Saved entries:
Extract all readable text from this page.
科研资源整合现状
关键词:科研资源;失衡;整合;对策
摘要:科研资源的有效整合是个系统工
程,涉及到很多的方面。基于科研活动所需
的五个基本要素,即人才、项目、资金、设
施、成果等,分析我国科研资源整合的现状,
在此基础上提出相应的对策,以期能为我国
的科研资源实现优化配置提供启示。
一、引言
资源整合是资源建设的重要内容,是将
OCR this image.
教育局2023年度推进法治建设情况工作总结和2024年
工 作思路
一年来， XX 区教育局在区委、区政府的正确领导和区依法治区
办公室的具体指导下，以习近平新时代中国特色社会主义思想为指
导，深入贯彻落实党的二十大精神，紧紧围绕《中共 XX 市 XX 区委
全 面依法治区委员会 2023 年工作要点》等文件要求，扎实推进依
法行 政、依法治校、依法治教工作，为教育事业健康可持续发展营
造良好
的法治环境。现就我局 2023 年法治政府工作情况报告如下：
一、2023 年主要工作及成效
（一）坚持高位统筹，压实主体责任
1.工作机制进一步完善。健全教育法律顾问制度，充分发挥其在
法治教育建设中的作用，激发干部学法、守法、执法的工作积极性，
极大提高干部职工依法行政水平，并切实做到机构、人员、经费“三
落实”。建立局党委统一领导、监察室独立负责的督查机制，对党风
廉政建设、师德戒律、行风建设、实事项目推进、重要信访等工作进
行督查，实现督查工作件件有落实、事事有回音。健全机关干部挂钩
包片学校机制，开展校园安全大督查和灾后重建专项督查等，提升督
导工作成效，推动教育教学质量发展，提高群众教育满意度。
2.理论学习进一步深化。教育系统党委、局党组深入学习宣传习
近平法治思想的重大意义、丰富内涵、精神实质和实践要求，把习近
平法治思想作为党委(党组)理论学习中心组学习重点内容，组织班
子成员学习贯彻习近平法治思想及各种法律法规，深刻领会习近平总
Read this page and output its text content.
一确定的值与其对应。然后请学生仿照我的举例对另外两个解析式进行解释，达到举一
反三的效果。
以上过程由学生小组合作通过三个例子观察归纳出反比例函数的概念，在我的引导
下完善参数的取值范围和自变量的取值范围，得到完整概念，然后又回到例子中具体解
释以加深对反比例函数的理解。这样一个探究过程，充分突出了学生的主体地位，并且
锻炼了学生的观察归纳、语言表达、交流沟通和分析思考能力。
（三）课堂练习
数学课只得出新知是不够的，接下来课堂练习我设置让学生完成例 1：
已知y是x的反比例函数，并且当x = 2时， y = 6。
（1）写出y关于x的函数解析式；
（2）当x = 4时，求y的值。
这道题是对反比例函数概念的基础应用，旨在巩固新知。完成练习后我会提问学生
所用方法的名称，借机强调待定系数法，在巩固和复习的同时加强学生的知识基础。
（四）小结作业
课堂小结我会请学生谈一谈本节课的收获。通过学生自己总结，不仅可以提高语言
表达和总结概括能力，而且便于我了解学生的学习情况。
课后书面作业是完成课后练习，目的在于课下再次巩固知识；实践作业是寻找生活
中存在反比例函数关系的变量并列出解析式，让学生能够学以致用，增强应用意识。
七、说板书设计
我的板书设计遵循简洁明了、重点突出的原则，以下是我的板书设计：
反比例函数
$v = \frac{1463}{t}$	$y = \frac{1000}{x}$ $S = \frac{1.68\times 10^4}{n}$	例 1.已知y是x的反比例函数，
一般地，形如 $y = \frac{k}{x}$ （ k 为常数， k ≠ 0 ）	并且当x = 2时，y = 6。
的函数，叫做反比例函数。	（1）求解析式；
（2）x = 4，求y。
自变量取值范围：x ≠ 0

### Task requirements:
Give nothing but the count of lines in the listing above that hold the string "text".

### Full output:
2